[Items listed in a dataset]
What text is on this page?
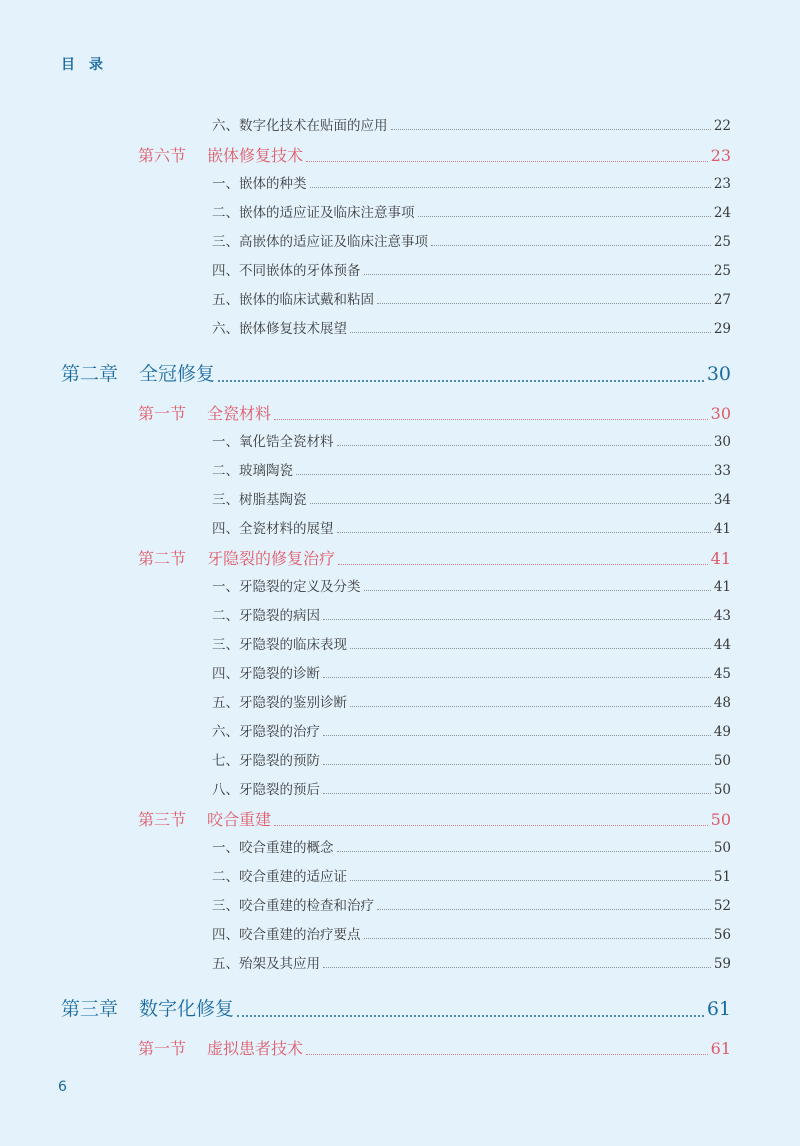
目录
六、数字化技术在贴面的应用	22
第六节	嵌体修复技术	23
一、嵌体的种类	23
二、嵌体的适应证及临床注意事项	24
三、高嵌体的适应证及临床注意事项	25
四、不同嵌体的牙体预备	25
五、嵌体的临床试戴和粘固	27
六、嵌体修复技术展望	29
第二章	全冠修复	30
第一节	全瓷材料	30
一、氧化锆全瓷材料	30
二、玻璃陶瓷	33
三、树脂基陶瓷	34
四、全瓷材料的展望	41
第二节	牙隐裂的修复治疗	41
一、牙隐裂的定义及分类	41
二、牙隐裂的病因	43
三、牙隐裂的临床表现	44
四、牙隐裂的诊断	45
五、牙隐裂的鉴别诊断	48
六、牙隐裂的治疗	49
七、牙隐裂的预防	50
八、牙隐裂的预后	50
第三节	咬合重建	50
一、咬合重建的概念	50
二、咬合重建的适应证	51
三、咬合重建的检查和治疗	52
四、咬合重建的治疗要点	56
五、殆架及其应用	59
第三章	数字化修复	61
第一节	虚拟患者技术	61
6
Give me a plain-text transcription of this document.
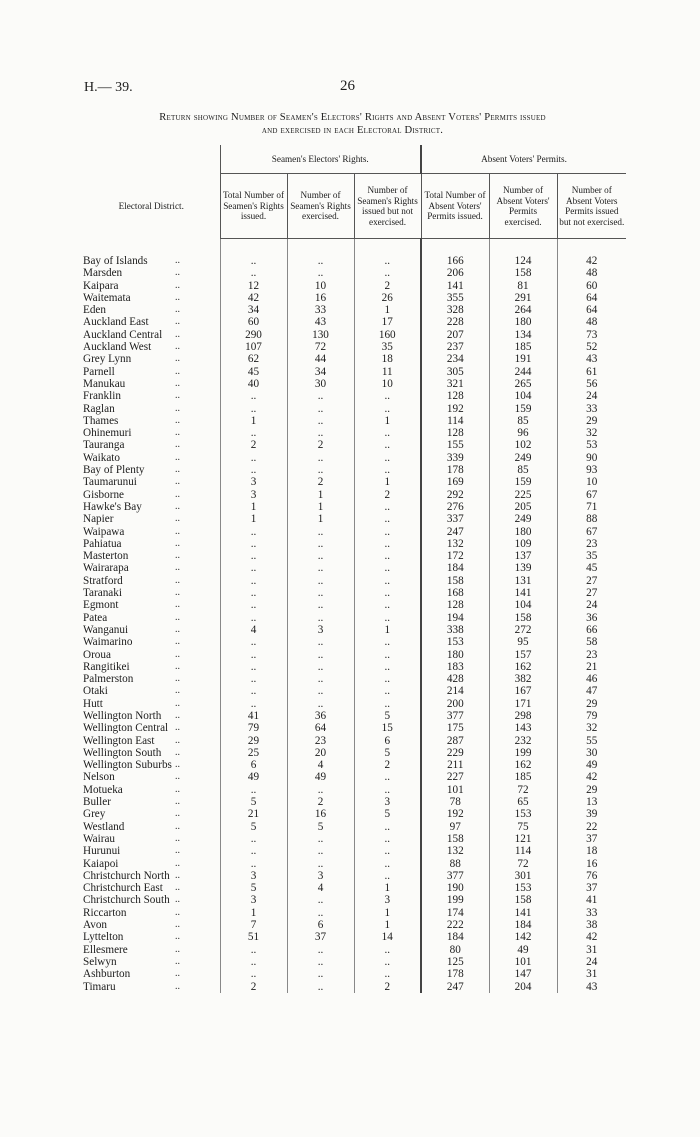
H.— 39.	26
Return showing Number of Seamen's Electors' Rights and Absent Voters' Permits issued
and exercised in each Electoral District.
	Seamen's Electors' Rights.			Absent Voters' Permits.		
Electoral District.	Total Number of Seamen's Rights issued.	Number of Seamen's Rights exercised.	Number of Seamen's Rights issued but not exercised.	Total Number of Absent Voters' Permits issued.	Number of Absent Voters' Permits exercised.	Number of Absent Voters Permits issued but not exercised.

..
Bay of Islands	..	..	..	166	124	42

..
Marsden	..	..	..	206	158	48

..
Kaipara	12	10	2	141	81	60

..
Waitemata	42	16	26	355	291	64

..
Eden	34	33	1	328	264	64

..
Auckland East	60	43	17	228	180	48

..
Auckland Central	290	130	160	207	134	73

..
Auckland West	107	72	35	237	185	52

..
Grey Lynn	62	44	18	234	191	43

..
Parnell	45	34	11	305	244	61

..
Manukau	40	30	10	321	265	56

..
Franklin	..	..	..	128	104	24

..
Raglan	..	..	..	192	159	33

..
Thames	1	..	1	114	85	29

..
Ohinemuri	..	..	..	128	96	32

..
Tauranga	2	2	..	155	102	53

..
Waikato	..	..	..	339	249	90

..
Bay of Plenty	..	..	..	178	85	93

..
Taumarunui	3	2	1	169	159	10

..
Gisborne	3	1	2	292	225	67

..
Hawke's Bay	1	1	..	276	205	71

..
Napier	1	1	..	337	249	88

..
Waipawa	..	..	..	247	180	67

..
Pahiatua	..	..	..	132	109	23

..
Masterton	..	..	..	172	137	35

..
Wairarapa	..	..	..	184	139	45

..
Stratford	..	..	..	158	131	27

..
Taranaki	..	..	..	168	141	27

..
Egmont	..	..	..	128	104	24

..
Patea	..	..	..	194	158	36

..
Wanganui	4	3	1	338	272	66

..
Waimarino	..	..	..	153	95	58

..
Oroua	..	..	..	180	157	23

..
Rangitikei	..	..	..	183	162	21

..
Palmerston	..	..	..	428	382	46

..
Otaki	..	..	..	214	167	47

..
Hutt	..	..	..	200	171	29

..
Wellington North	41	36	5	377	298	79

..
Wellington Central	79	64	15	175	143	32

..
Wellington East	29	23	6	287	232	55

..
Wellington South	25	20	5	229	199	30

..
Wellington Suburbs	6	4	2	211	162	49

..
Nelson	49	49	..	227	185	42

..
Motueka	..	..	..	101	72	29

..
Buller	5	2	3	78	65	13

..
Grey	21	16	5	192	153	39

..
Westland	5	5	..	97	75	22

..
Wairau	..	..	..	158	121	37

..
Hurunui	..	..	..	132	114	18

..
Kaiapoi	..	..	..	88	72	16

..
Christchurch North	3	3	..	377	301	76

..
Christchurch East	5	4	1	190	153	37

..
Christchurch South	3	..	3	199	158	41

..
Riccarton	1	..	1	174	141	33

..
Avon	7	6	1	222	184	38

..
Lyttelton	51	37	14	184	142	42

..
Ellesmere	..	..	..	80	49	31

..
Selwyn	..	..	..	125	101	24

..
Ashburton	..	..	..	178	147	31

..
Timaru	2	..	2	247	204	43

* **Directive**
Omit all pictures while transcribing the entries verbatim.

* **Correct answer**
What text is on this page?
目录
六、数字化技术在贴面的应用	22
第六节	嵌体修复技术	23
一、嵌体的种类	23
二、嵌体的适应证及临床注意事项	24
三、高嵌体的适应证及临床注意事项	25
四、不同嵌体的牙体预备	25
五、嵌体的临床试戴和粘固	27
六、嵌体修复技术展望	29
第二章	全冠修复	30
第一节	全瓷材料	30
一、氧化锆全瓷材料	30
二、玻璃陶瓷	33
三、树脂基陶瓷	34
四、全瓷材料的展望	41
第二节	牙隐裂的修复治疗	41
一、牙隐裂的定义及分类	41
二、牙隐裂的病因	43
三、牙隐裂的临床表现	44
四、牙隐裂的诊断	45
五、牙隐裂的鉴别诊断	48
六、牙隐裂的治疗	49
七、牙隐裂的预防	50
八、牙隐裂的预后	50
第三节	咬合重建	50
一、咬合重建的概念	50
二、咬合重建的适应证	51
三、咬合重建的检查和治疗	52
四、咬合重建的治疗要点	56
五、殆架及其应用	59
第三章	数字化修复	61
第一节	虚拟患者技术	61
6
Give me a plain-text transcription of this document.
H.— 39.	26
Return showing Number of Seamen's Electors' Rights and Absent Voters' Permits issued
and exercised in each Electoral District.
	Seamen's Electors' Rights.			Absent Voters' Permits.		
Electoral District.	Total Number of Seamen's Rights issued.	Number of Seamen's Rights exercised.	Number of Seamen's Rights issued but not exercised.	Total Number of Absent Voters' Permits issued.	Number of Absent Voters' Permits exercised.	Number of Absent Voters Permits issued but not exercised.

..
Bay of Islands	..	..	..	166	124	42

..
Marsden	..	..	..	206	158	48

..
Kaipara	12	10	2	141	81	60

..
Waitemata	42	16	26	355	291	64

..
Eden	34	33	1	328	264	64

..
Auckland East	60	43	17	228	180	48

..
Auckland Central	290	130	160	207	134	73

..
Auckland West	107	72	35	237	185	52

..
Grey Lynn	62	44	18	234	191	43

..
Parnell	45	34	11	305	244	61

..
Manukau	40	30	10	321	265	56

..
Franklin	..	..	..	128	104	24

..
Raglan	..	..	..	192	159	33

..
Thames	1	..	1	114	85	29

..
Ohinemuri	..	..	..	128	96	32

..
Tauranga	2	2	..	155	102	53

..
Waikato	..	..	..	339	249	90

..
Bay of Plenty	..	..	..	178	85	93

..
Taumarunui	3	2	1	169	159	10

..
Gisborne	3	1	2	292	225	67

..
Hawke's Bay	1	1	..	276	205	71

..
Napier	1	1	..	337	249	88

..
Waipawa	..	..	..	247	180	67

..
Pahiatua	..	..	..	132	109	23

..
Masterton	..	..	..	172	137	35

..
Wairarapa	..	..	..	184	139	45

..
Stratford	..	..	..	158	131	27

..
Taranaki	..	..	..	168	141	27

..
Egmont	..	..	..	128	104	24

..
Patea	..	..	..	194	158	36

..
Wanganui	4	3	1	338	272	66

..
Waimarino	..	..	..	153	95	58

..
Oroua	..	..	..	180	157	23

..
Rangitikei	..	..	..	183	162	21

..
Palmerston	..	..	..	428	382	46

..
Otaki	..	..	..	214	167	47

..
Hutt	..	..	..	200	171	29

..
Wellington North	41	36	5	377	298	79

..
Wellington Central	79	64	15	175	143	32

..
Wellington East	29	23	6	287	232	55

..
Wellington South	25	20	5	229	199	30

..
Wellington Suburbs	6	4	2	211	162	49

..
Nelson	49	49	..	227	185	42

..
Motueka	..	..	..	101	72	29

..
Buller	5	2	3	78	65	13

..
Grey	21	16	5	192	153	39

..
Westland	5	5	..	97	75	22

..
Wairau	..	..	..	158	121	37

..
Hurunui	..	..	..	132	114	18

..
Kaiapoi	..	..	..	88	72	16

..
Christchurch North	3	3	..	377	301	76

..
Christchurch East	5	4	1	190	153	37

..
Christchurch South	3	..	3	199	158	41

..
Riccarton	1	..	1	174	141	33

..
Avon	7	6	1	222	184	38

..
Lyttelton	51	37	14	184	142	42

..
Ellesmere	..	..	..	80	49	31

..
Selwyn	..	..	..	125	101	24

..
Ashburton	..	..	..	178	147	31

..
Timaru	2	..	2	247	204	43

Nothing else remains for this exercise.